### WHAT YOU HAVE TO DO
Transcribe the records below exactly.

☆ ☆ ☆ ☆ ☆

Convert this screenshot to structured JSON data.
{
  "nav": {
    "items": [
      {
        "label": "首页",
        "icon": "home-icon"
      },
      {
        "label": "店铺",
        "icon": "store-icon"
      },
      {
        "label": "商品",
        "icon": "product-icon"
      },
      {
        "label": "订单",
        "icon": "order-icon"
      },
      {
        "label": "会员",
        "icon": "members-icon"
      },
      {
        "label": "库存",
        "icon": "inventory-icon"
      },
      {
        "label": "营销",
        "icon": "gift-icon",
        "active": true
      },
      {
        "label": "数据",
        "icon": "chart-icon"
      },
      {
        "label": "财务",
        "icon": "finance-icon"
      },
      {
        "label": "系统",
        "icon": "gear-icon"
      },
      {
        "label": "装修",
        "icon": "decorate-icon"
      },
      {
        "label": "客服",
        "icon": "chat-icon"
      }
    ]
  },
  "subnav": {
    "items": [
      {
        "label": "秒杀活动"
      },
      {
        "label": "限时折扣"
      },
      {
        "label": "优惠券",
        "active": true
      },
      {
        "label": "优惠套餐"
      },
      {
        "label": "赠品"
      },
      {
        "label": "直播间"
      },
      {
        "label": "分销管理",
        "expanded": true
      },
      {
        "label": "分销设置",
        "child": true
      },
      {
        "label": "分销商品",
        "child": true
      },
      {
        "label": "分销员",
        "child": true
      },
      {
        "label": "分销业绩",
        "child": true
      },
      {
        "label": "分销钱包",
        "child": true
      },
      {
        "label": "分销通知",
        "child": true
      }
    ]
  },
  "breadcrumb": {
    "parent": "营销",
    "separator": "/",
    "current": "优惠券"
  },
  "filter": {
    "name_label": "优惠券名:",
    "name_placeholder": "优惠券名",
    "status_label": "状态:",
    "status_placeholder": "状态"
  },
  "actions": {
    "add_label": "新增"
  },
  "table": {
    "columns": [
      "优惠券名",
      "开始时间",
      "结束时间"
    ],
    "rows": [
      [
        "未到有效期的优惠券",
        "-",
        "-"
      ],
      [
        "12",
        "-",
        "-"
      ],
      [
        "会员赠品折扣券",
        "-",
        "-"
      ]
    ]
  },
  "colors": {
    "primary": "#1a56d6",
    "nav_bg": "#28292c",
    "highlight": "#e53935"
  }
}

☆ ☆ ☆ ☆ ☆

### SOLUTION BELOW
Convert this screenshot to structured JSON data.
{
  "nav": {
    "items": [
      {
        "label": "首页",
        "icon": "home-icon"
      },
      {
        "label": "店铺",
        "icon": "store-icon"
      },
      {
        "label": "商品",
        "icon": "product-icon"
      },
      {
        "label": "订单",
        "icon": "order-icon"
      },
      {
        "label": "会员",
        "icon": "members-icon"
      },
      {
        "label": "库存",
        "icon": "inventory-icon"
      },
      {
        "label": "营销",
        "icon": "gift-icon",
        "active": true
      },
      {
        "label": "数据",
        "icon": "chart-icon"
      },
      {
        "label": "财务",
        "icon": "finance-icon"
      },
      {
        "label": "系统",
        "icon": "gear-icon"
      },
      {
        "label": "装修",
        "icon": "decorate-icon"
      },
      {
        "label": "客服",
        "icon": "chat-icon"
      }
    ]
  },
  "subnav": {
    "items": [
      {
        "label": "秒杀活动"
      },
      {
        "label": "限时折扣"
      },
      {
        "label": "优惠券",
        "active": true
      },
      {
        "label": "优惠套餐"
      },
      {
        "label": "赠品"
      },
      {
        "label": "直播间"
      },
      {
        "label": "分销管理",
        "expanded": true
      },
      {
        "label": "分销设置",
        "child": true
      },
      {
        "label": "分销商品",
        "child": true
      },
      {
        "label": "分销员",
        "child": true
      },
      {
        "label": "分销业绩",
        "child": true
      },
      {
        "label": "分销钱包",
        "child": true
      },
      {
        "label": "分销通知",
        "child": true
      }
    ]
  },
  "breadcrumb": {
    "parent": "营销",
    "separator": "/",
    "current": "优惠券"
  },
  "filter": {
    "name_label": "优惠券名:",
    "name_placeholder": "优惠券名",
    "status_label": "状态:",
    "status_placeholder": "状态"
  },
  "actions": {
    "add_label": "新增"
  },
  "table": {
    "columns": [
      "优惠券名",
      "开始时间",
      "结束时间"
    ],
    "rows": [
      [
        "未到有效期的优惠券",
        "-",
        "-"
      ],
      [
        "12",
        "-",
        "-"
      ],
      [
        "会员赠品折扣券",
        "-",
        "-"
      ]
    ]
  },
  "colors": {
    "primary": "#1a56d6",
    "nav_bg": "#28292c",
    "highlight": "#e53935"
  }
}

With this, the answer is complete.